Written exercise: Each line that follows is to be retyped exactly.

'''

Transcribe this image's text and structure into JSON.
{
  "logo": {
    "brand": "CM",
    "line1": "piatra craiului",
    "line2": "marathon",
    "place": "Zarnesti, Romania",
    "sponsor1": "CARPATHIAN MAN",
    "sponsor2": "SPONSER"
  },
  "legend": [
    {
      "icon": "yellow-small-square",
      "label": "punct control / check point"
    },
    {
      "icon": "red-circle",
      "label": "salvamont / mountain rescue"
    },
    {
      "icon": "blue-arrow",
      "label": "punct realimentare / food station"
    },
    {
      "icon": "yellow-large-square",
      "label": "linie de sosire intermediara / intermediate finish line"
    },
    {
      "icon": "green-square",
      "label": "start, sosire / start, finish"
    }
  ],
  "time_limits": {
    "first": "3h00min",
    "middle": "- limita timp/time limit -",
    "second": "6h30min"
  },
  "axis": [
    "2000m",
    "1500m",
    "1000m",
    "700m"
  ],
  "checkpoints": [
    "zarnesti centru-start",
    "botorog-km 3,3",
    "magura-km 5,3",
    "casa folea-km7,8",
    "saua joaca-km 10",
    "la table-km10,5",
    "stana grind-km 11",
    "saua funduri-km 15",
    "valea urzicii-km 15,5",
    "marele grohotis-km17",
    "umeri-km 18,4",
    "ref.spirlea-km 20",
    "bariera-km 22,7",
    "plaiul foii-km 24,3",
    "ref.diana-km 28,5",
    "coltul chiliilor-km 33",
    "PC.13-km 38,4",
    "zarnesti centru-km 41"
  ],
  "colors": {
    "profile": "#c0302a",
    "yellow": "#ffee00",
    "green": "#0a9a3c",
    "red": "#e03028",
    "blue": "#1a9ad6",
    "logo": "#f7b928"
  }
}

'''

The response:
Transcribe this image's text and structure into JSON.
{
  "logo": {
    "brand": "CM",
    "line1": "piatra craiului",
    "line2": "marathon",
    "place": "Zarnesti, Romania",
    "sponsor1": "CARPATHIAN MAN",
    "sponsor2": "SPONSER"
  },
  "legend": [
    {
      "icon": "yellow-small-square",
      "label": "punct control / check point"
    },
    {
      "icon": "red-circle",
      "label": "salvamont / mountain rescue"
    },
    {
      "icon": "blue-arrow",
      "label": "punct realimentare / food station"
    },
    {
      "icon": "yellow-large-square",
      "label": "linie de sosire intermediara / intermediate finish line"
    },
    {
      "icon": "green-square",
      "label": "start, sosire / start, finish"
    }
  ],
  "time_limits": {
    "first": "3h00min",
    "middle": "- limita timp/time limit -",
    "second": "6h30min"
  },
  "axis": [
    "2000m",
    "1500m",
    "1000m",
    "700m"
  ],
  "checkpoints": [
    "zarnesti centru-start",
    "botorog-km 3,3",
    "magura-km 5,3",
    "casa folea-km7,8",
    "saua joaca-km 10",
    "la table-km10,5",
    "stana grind-km 11",
    "saua funduri-km 15",
    "valea urzicii-km 15,5",
    "marele grohotis-km17",
    "umeri-km 18,4",
    "ref.spirlea-km 20",
    "bariera-km 22,7",
    "plaiul foii-km 24,3",
    "ref.diana-km 28,5",
    "coltul chiliilor-km 33",
    "PC.13-km 38,4",
    "zarnesti centru-km 41"
  ],
  "colors": {
    "profile": "#c0302a",
    "yellow": "#ffee00",
    "green": "#0a9a3c",
    "red": "#e03028",
    "blue": "#1a9ad6",
    "logo": "#f7b928"
  }
}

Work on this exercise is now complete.